### [WHAT TO DO]
Here are some entries; quote each one exactly.

━━━━━━━━━━━━━━━━

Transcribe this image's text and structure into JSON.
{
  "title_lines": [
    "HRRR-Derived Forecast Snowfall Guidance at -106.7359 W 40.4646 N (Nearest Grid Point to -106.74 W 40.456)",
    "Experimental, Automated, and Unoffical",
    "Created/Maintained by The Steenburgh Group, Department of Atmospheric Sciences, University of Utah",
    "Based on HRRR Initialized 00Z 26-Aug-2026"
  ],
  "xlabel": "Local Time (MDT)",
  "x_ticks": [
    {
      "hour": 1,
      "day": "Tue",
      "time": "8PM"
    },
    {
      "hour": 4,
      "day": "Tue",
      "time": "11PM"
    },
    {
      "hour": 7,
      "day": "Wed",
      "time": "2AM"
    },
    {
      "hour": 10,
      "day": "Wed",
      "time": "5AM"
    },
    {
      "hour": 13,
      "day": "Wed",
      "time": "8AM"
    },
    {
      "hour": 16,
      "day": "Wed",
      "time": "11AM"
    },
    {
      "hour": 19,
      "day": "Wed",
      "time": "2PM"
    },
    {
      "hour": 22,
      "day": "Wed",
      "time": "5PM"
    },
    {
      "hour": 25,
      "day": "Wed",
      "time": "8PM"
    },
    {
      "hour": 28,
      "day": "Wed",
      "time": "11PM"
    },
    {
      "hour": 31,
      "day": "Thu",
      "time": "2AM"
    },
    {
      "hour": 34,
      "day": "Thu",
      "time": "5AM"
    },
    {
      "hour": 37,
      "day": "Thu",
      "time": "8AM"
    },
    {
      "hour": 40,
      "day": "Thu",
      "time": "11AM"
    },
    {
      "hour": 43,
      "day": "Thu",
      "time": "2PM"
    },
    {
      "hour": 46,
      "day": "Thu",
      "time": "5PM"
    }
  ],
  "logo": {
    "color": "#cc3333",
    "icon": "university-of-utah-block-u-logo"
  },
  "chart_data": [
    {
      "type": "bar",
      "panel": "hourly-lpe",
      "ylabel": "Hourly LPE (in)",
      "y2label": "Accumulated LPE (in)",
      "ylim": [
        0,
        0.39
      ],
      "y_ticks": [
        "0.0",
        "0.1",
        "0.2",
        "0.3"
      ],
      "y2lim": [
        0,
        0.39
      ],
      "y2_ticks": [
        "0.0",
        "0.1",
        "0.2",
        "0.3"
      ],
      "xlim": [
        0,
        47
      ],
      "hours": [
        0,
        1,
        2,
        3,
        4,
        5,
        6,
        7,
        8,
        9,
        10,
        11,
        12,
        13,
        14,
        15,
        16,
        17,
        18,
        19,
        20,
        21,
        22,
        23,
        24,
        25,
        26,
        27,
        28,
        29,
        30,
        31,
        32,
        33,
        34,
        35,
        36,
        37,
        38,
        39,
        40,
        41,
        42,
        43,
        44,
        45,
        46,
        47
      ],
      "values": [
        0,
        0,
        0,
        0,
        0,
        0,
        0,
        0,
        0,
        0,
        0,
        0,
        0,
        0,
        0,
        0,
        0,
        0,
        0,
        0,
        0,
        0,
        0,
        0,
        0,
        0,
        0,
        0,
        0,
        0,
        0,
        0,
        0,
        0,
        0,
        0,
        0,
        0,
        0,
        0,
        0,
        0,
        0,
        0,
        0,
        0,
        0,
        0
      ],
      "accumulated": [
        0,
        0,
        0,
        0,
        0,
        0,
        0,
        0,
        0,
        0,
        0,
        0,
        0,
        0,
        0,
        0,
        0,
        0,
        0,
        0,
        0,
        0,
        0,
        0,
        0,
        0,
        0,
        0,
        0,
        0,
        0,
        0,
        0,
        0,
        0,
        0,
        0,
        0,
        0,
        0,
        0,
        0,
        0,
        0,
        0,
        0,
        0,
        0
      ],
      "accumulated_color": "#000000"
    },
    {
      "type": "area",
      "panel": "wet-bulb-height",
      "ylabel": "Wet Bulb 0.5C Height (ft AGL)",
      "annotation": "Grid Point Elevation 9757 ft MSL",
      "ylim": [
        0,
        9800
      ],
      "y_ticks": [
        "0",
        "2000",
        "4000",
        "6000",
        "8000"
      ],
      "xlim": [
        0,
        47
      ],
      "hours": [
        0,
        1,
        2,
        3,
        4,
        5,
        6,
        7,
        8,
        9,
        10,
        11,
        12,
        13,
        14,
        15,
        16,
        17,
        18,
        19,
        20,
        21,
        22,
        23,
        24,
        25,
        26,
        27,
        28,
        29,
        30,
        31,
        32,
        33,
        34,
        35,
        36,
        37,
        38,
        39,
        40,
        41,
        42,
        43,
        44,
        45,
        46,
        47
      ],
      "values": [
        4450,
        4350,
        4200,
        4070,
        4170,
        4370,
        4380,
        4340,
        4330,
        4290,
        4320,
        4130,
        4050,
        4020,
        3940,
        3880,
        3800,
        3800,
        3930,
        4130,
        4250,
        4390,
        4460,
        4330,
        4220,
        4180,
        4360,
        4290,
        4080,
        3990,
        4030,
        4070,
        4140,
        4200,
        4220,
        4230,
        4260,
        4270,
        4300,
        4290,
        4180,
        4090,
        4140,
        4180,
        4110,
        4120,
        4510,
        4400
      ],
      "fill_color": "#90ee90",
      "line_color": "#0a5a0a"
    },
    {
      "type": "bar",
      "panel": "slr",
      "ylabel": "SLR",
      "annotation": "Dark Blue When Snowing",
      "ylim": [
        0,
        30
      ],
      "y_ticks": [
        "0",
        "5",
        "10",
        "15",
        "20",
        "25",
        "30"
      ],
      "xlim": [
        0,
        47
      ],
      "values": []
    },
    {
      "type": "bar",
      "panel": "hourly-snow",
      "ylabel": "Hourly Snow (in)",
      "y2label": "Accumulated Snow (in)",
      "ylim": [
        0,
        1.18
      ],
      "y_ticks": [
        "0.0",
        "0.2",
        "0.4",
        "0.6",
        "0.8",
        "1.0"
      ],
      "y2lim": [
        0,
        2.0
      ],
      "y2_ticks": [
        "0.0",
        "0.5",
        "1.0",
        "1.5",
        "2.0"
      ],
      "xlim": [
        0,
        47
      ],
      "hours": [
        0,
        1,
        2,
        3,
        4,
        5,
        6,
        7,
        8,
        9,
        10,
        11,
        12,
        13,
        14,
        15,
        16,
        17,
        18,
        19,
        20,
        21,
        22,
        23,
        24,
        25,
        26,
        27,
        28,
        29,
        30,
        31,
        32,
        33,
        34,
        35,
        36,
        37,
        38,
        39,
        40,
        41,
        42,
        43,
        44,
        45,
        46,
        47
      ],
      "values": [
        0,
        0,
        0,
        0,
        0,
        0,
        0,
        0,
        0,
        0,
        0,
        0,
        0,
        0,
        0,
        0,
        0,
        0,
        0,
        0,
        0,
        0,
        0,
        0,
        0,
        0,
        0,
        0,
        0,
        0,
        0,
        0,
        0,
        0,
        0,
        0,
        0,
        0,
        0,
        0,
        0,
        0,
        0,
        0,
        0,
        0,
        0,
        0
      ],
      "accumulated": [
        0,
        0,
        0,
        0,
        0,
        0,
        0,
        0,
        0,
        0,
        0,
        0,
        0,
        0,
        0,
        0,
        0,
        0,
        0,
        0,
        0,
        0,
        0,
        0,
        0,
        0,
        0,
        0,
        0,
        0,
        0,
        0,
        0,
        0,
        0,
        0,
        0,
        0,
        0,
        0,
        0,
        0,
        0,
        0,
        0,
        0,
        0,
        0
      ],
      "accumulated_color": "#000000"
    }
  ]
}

━━━━━━━━━━━━━━━━

### [WRITTEN SOLUTION]
Transcribe this image's text and structure into JSON.
{
  "title_lines": [
    "HRRR-Derived Forecast Snowfall Guidance at -106.7359 W 40.4646 N (Nearest Grid Point to -106.74 W 40.456)",
    "Experimental, Automated, and Unoffical",
    "Created/Maintained by The Steenburgh Group, Department of Atmospheric Sciences, University of Utah",
    "Based on HRRR Initialized 00Z 26-Aug-2026"
  ],
  "xlabel": "Local Time (MDT)",
  "x_ticks": [
    {
      "hour": 1,
      "day": "Tue",
      "time": "8PM"
    },
    {
      "hour": 4,
      "day": "Tue",
      "time": "11PM"
    },
    {
      "hour": 7,
      "day": "Wed",
      "time": "2AM"
    },
    {
      "hour": 10,
      "day": "Wed",
      "time": "5AM"
    },
    {
      "hour": 13,
      "day": "Wed",
      "time": "8AM"
    },
    {
      "hour": 16,
      "day": "Wed",
      "time": "11AM"
    },
    {
      "hour": 19,
      "day": "Wed",
      "time": "2PM"
    },
    {
      "hour": 22,
      "day": "Wed",
      "time": "5PM"
    },
    {
      "hour": 25,
      "day": "Wed",
      "time": "8PM"
    },
    {
      "hour": 28,
      "day": "Wed",
      "time": "11PM"
    },
    {
      "hour": 31,
      "day": "Thu",
      "time": "2AM"
    },
    {
      "hour": 34,
      "day": "Thu",
      "time": "5AM"
    },
    {
      "hour": 37,
      "day": "Thu",
      "time": "8AM"
    },
    {
      "hour": 40,
      "day": "Thu",
      "time": "11AM"
    },
    {
      "hour": 43,
      "day": "Thu",
      "time": "2PM"
    },
    {
      "hour": 46,
      "day": "Thu",
      "time": "5PM"
    }
  ],
  "logo": {
    "color": "#cc3333",
    "icon": "university-of-utah-block-u-logo"
  },
  "chart_data": [
    {
      "type": "bar",
      "panel": "hourly-lpe",
      "ylabel": "Hourly LPE (in)",
      "y2label": "Accumulated LPE (in)",
      "ylim": [
        0,
        0.39
      ],
      "y_ticks": [
        "0.0",
        "0.1",
        "0.2",
        "0.3"
      ],
      "y2lim": [
        0,
        0.39
      ],
      "y2_ticks": [
        "0.0",
        "0.1",
        "0.2",
        "0.3"
      ],
      "xlim": [
        0,
        47
      ],
      "hours": [
        0,
        1,
        2,
        3,
        4,
        5,
        6,
        7,
        8,
        9,
        10,
        11,
        12,
        13,
        14,
        15,
        16,
        17,
        18,
        19,
        20,
        21,
        22,
        23,
        24,
        25,
        26,
        27,
        28,
        29,
        30,
        31,
        32,
        33,
        34,
        35,
        36,
        37,
        38,
        39,
        40,
        41,
        42,
        43,
        44,
        45,
        46,
        47
      ],
      "values": [
        0,
        0,
        0,
        0,
        0,
        0,
        0,
        0,
        0,
        0,
        0,
        0,
        0,
        0,
        0,
        0,
        0,
        0,
        0,
        0,
        0,
        0,
        0,
        0,
        0,
        0,
        0,
        0,
        0,
        0,
        0,
        0,
        0,
        0,
        0,
        0,
        0,
        0,
        0,
        0,
        0,
        0,
        0,
        0,
        0,
        0,
        0,
        0
      ],
      "accumulated": [
        0,
        0,
        0,
        0,
        0,
        0,
        0,
        0,
        0,
        0,
        0,
        0,
        0,
        0,
        0,
        0,
        0,
        0,
        0,
        0,
        0,
        0,
        0,
        0,
        0,
        0,
        0,
        0,
        0,
        0,
        0,
        0,
        0,
        0,
        0,
        0,
        0,
        0,
        0,
        0,
        0,
        0,
        0,
        0,
        0,
        0,
        0,
        0
      ],
      "accumulated_color": "#000000"
    },
    {
      "type": "area",
      "panel": "wet-bulb-height",
      "ylabel": "Wet Bulb 0.5C Height (ft AGL)",
      "annotation": "Grid Point Elevation 9757 ft MSL",
      "ylim": [
        0,
        9800
      ],
      "y_ticks": [
        "0",
        "2000",
        "4000",
        "6000",
        "8000"
      ],
      "xlim": [
        0,
        47
      ],
      "hours": [
        0,
        1,
        2,
        3,
        4,
        5,
        6,
        7,
        8,
        9,
        10,
        11,
        12,
        13,
        14,
        15,
        16,
        17,
        18,
        19,
        20,
        21,
        22,
        23,
        24,
        25,
        26,
        27,
        28,
        29,
        30,
        31,
        32,
        33,
        34,
        35,
        36,
        37,
        38,
        39,
        40,
        41,
        42,
        43,
        44,
        45,
        46,
        47
      ],
      "values": [
        4450,
        4350,
        4200,
        4070,
        4170,
        4370,
        4380,
        4340,
        4330,
        4290,
        4320,
        4130,
        4050,
        4020,
        3940,
        3880,
        3800,
        3800,
        3930,
        4130,
        4250,
        4390,
        4460,
        4330,
        4220,
        4180,
        4360,
        4290,
        4080,
        3990,
        4030,
        4070,
        4140,
        4200,
        4220,
        4230,
        4260,
        4270,
        4300,
        4290,
        4180,
        4090,
        4140,
        4180,
        4110,
        4120,
        4510,
        4400
      ],
      "fill_color": "#90ee90",
      "line_color": "#0a5a0a"
    },
    {
      "type": "bar",
      "panel": "slr",
      "ylabel": "SLR",
      "annotation": "Dark Blue When Snowing",
      "ylim": [
        0,
        30
      ],
      "y_ticks": [
        "0",
        "5",
        "10",
        "15",
        "20",
        "25",
        "30"
      ],
      "xlim": [
        0,
        47
      ],
      "values": []
    },
    {
      "type": "bar",
      "panel": "hourly-snow",
      "ylabel": "Hourly Snow (in)",
      "y2label": "Accumulated Snow (in)",
      "ylim": [
        0,
        1.18
      ],
      "y_ticks": [
        "0.0",
        "0.2",
        "0.4",
        "0.6",
        "0.8",
        "1.0"
      ],
      "y2lim": [
        0,
        2.0
      ],
      "y2_ticks": [
        "0.0",
        "0.5",
        "1.0",
        "1.5",
        "2.0"
      ],
      "xlim": [
        0,
        47
      ],
      "hours": [
        0,
        1,
        2,
        3,
        4,
        5,
        6,
        7,
        8,
        9,
        10,
        11,
        12,
        13,
        14,
        15,
        16,
        17,
        18,
        19,
        20,
        21,
        22,
        23,
        24,
        25,
        26,
        27,
        28,
        29,
        30,
        31,
        32,
        33,
        34,
        35,
        36,
        37,
        38,
        39,
        40,
        41,
        42,
        43,
        44,
        45,
        46,
        47
      ],
      "values": [
        0,
        0,
        0,
        0,
        0,
        0,
        0,
        0,
        0,
        0,
        0,
        0,
        0,
        0,
        0,
        0,
        0,
        0,
        0,
        0,
        0,
        0,
        0,
        0,
        0,
        0,
        0,
        0,
        0,
        0,
        0,
        0,
        0,
        0,
        0,
        0,
        0,
        0,
        0,
        0,
        0,
        0,
        0,
        0,
        0,
        0,
        0,
        0
      ],
      "accumulated": [
        0,
        0,
        0,
        0,
        0,
        0,
        0,
        0,
        0,
        0,
        0,
        0,
        0,
        0,
        0,
        0,
        0,
        0,
        0,
        0,
        0,
        0,
        0,
        0,
        0,
        0,
        0,
        0,
        0,
        0,
        0,
        0,
        0,
        0,
        0,
        0,
        0,
        0,
        0,
        0,
        0,
        0,
        0,
        0,
        0,
        0,
        0,
        0
      ],
      "accumulated_color": "#000000"
    }
  ]
}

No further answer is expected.